- **Excerpted data**
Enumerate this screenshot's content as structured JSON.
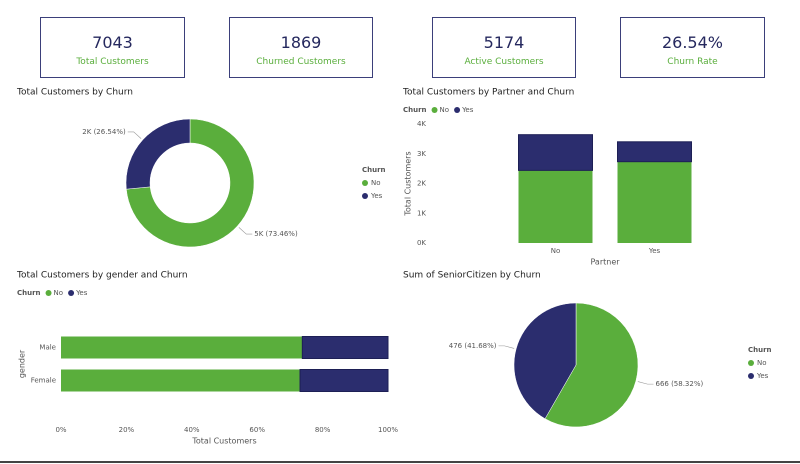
{
  "cards": [
    {
      "value": "7043",
      "label": "Total Customers"
    },
    {
      "value": "1869",
      "label": "Churned Customers"
    },
    {
      "value": "5174",
      "label": "Active Customers"
    },
    {
      "value": "26.54%",
      "label": "Churn Rate"
    }
  ],
  "chart_data": [
    {
      "type": "donut",
      "title": "Total Customers by Churn",
      "legend_title": "Churn",
      "categories": [
        "No",
        "Yes"
      ],
      "values": [
        5174,
        1869
      ],
      "value_labels": [
        "5K (73.46%)",
        "2K (26.54%)"
      ],
      "colors": [
        "#5aae3c",
        "#2b2d6e"
      ]
    },
    {
      "type": "column",
      "title": "Total Customers by Partner and Churn",
      "legend_title": "Churn",
      "x_label": "Partner",
      "y_label": "Total Customers",
      "categories": [
        "No",
        "Yes"
      ],
      "series": [
        {
          "name": "No",
          "color": "#5aae3c",
          "values": [
            2441,
            2733
          ]
        },
        {
          "name": "Yes",
          "color": "#2b2d6e",
          "values": [
            1200,
            669
          ]
        }
      ],
      "ylim": [
        0,
        4000
      ],
      "yticks": [
        {
          "value": 0,
          "label": "0K"
        },
        {
          "value": 1000,
          "label": "1K"
        },
        {
          "value": 2000,
          "label": "2K"
        },
        {
          "value": 3000,
          "label": "3K"
        },
        {
          "value": 4000,
          "label": "4K"
        }
      ]
    },
    {
      "type": "bar",
      "title": "Total Customers by gender and Churn",
      "legend_title": "Churn",
      "x_label": "Total Customers",
      "y_label": "gender",
      "categories": [
        "Male",
        "Female"
      ],
      "series": [
        {
          "name": "No",
          "color": "#5aae3c",
          "values": [
            73.8,
            73.1
          ]
        },
        {
          "name": "Yes",
          "color": "#2b2d6e",
          "values": [
            26.2,
            26.9
          ]
        }
      ],
      "xlim": [
        0,
        100
      ],
      "xticks": [
        {
          "value": 0,
          "label": "0%"
        },
        {
          "value": 20,
          "label": "20%"
        },
        {
          "value": 40,
          "label": "40%"
        },
        {
          "value": 60,
          "label": "60%"
        },
        {
          "value": 80,
          "label": "80%"
        },
        {
          "value": 100,
          "label": "100%"
        }
      ]
    },
    {
      "type": "pie",
      "title": "Sum of SeniorCitizen by Churn",
      "legend_title": "Churn",
      "categories": [
        "No",
        "Yes"
      ],
      "values": [
        666,
        476
      ],
      "value_labels": [
        "666 (58.32%)",
        "476 (41.68%)"
      ],
      "colors": [
        "#5aae3c",
        "#2b2d6e"
      ]
    }
  ]
}
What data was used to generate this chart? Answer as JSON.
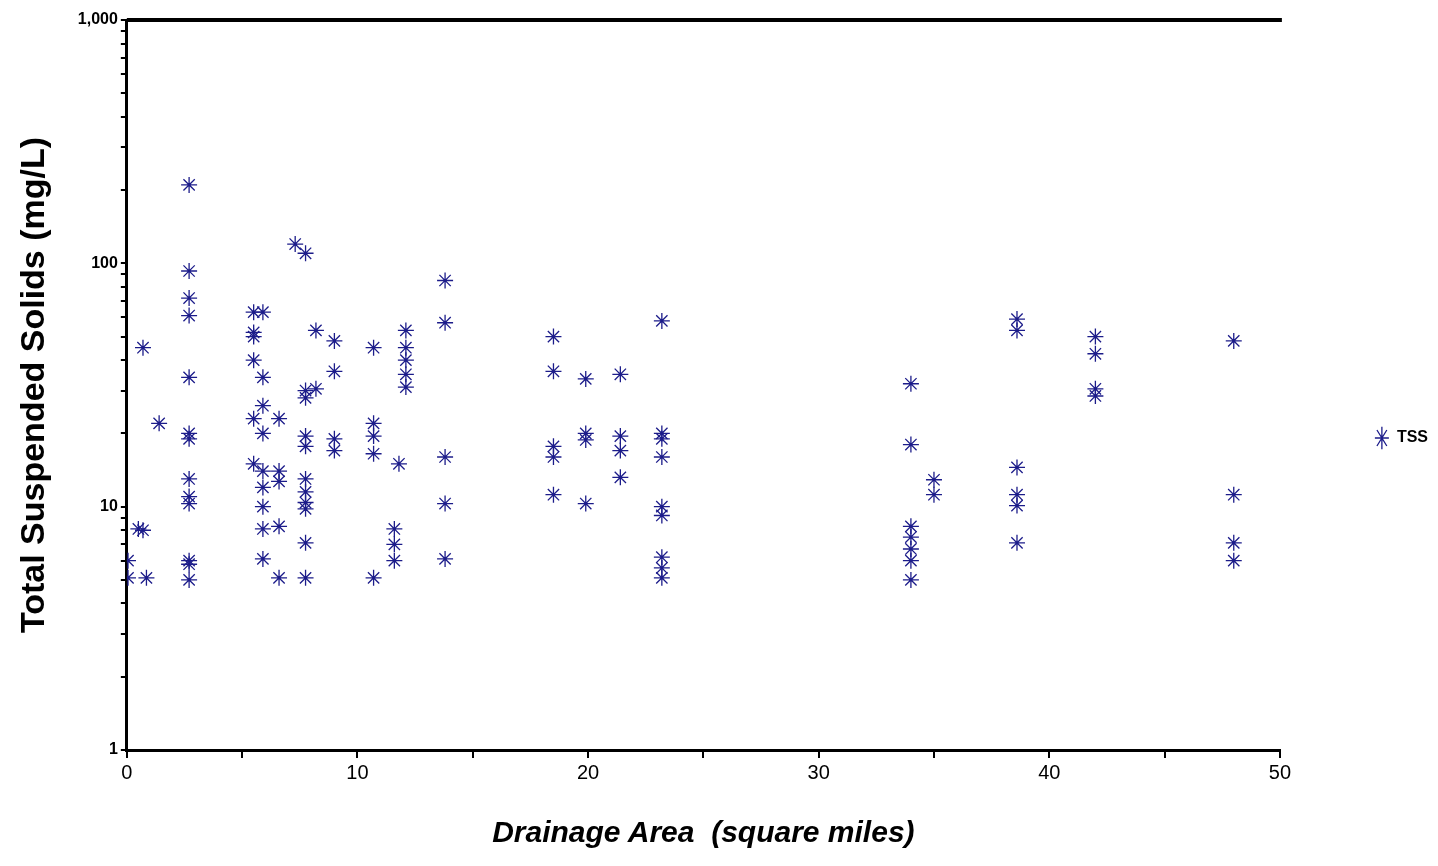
{
  "chart_data": {
    "type": "scatter",
    "xlabel": "Drainage Area  (square miles)",
    "ylabel": "Total Suspended Solids (mg/L)",
    "log": "y",
    "grid": false,
    "legend": "right",
    "marker": "cross",
    "xlim": [
      0,
      50
    ],
    "xticks": [
      0,
      {
        "value": 5,
        "label": null
      },
      10,
      {
        "value": 15,
        "label": null
      },
      20,
      {
        "value": 25,
        "label": null
      },
      30,
      {
        "value": 35,
        "label": null
      },
      40,
      {
        "value": 45,
        "label": null
      },
      50
    ],
    "ylim": [
      1,
      1000
    ],
    "yticks": [
      1,
      {
        "value": 2,
        "label": null
      },
      {
        "value": 3,
        "label": null
      },
      {
        "value": 4,
        "label": null
      },
      {
        "value": 5,
        "label": null
      },
      {
        "value": 6,
        "label": null
      },
      {
        "value": 7,
        "label": null
      },
      {
        "value": 8,
        "label": null
      },
      {
        "value": 9,
        "label": null
      },
      10,
      {
        "value": 20,
        "label": null
      },
      {
        "value": 30,
        "label": null
      },
      {
        "value": 40,
        "label": null
      },
      {
        "value": 50,
        "label": null
      },
      {
        "value": 60,
        "label": null
      },
      {
        "value": 70,
        "label": null
      },
      {
        "value": 80,
        "label": null
      },
      {
        "value": 90,
        "label": null
      },
      100,
      {
        "value": 200,
        "label": null
      },
      {
        "value": 300,
        "label": null
      },
      {
        "value": 400,
        "label": null
      },
      {
        "value": 500,
        "label": null
      },
      {
        "value": 600,
        "label": null
      },
      {
        "value": 700,
        "label": null
      },
      {
        "value": 800,
        "label": null
      },
      {
        "value": 900,
        "label": null
      },
      {
        "value": 1000,
        "label": "1,000"
      }
    ],
    "series": [
      {
        "name": "TSS",
        "color": "#1c1c8a",
        "x": [
          0.05,
          0.05,
          0.5,
          0.7,
          0.7,
          0.85,
          1.4,
          2.7,
          2.7,
          2.7,
          2.7,
          2.7,
          2.7,
          2.7,
          2.7,
          2.7,
          2.7,
          2.7,
          2.7,
          2.7,
          5.5,
          5.5,
          5.5,
          5.5,
          5.5,
          5.5,
          5.9,
          5.9,
          5.9,
          5.9,
          5.9,
          5.9,
          5.9,
          5.9,
          5.9,
          6.6,
          6.6,
          6.6,
          6.6,
          6.6,
          7.3,
          7.75,
          7.75,
          7.75,
          7.75,
          7.75,
          7.75,
          7.75,
          7.75,
          7.75,
          7.75,
          7.75,
          8.2,
          8.2,
          9.0,
          9.0,
          9.0,
          9.0,
          10.7,
          10.7,
          10.7,
          10.7,
          10.7,
          11.6,
          11.6,
          11.6,
          11.8,
          12.1,
          12.1,
          12.1,
          12.1,
          12.1,
          13.8,
          13.8,
          13.8,
          13.8,
          13.8,
          18.5,
          18.5,
          18.5,
          18.5,
          18.5,
          19.9,
          19.9,
          19.9,
          19.9,
          21.4,
          21.4,
          21.4,
          21.4,
          23.2,
          23.2,
          23.2,
          23.2,
          23.2,
          23.2,
          23.2,
          23.2,
          23.2,
          34.0,
          34.0,
          34.0,
          34.0,
          34.0,
          34.0,
          34.0,
          35.0,
          35.0,
          38.6,
          38.6,
          38.6,
          38.6,
          38.6,
          38.6,
          42.0,
          42.0,
          42.0,
          42.0,
          48.0,
          48.0,
          48.0,
          48.0
        ],
        "values": [
          6,
          5.1,
          8.1,
          45,
          8,
          5.1,
          22,
          210,
          93,
          61,
          34,
          20,
          19,
          13,
          11,
          10.3,
          6,
          5.8,
          5,
          72,
          63,
          52,
          50,
          23,
          15,
          40,
          26,
          20,
          12,
          10,
          8.1,
          6.1,
          63,
          14,
          34,
          23,
          14,
          12.7,
          5.1,
          8.3,
          120,
          110,
          30,
          28,
          19.5,
          17.7,
          13,
          11.5,
          10.4,
          9.8,
          7.1,
          5.1,
          53,
          30.5,
          48,
          36,
          19,
          17,
          45,
          22,
          19.5,
          16.5,
          5.1,
          8.1,
          7,
          6,
          15,
          53,
          45,
          40,
          35,
          31,
          85,
          57,
          16,
          10.3,
          6.1,
          50,
          36,
          17.7,
          16,
          11.2,
          33.5,
          20,
          18.8,
          10.3,
          35,
          19.5,
          17,
          13.2,
          58,
          20,
          19,
          16,
          10,
          9.2,
          6.2,
          5.6,
          5.1,
          32,
          18,
          8.3,
          7.5,
          6.7,
          6,
          5,
          12.9,
          11.2,
          59,
          53,
          14.5,
          11.2,
          10.1,
          7.1,
          50,
          42.5,
          30.5,
          28.5,
          48,
          11.2,
          7.1,
          6
        ]
      }
    ]
  }
}
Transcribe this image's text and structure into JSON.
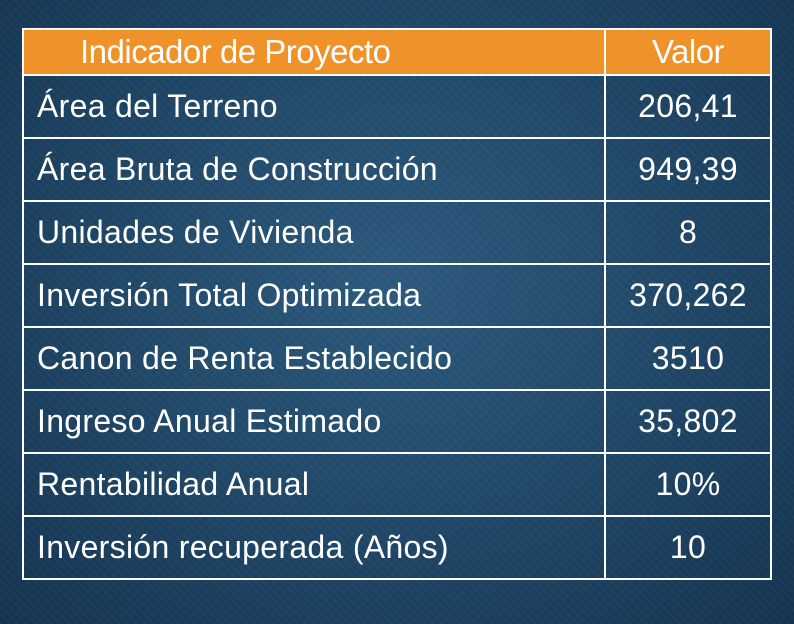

- **Task directions**
Find the lines above that contain the word "Partner" and collect them.

- **Solved problem**
      "title": "Total Customers by Partner and Churn",
      "x_label": "Partner",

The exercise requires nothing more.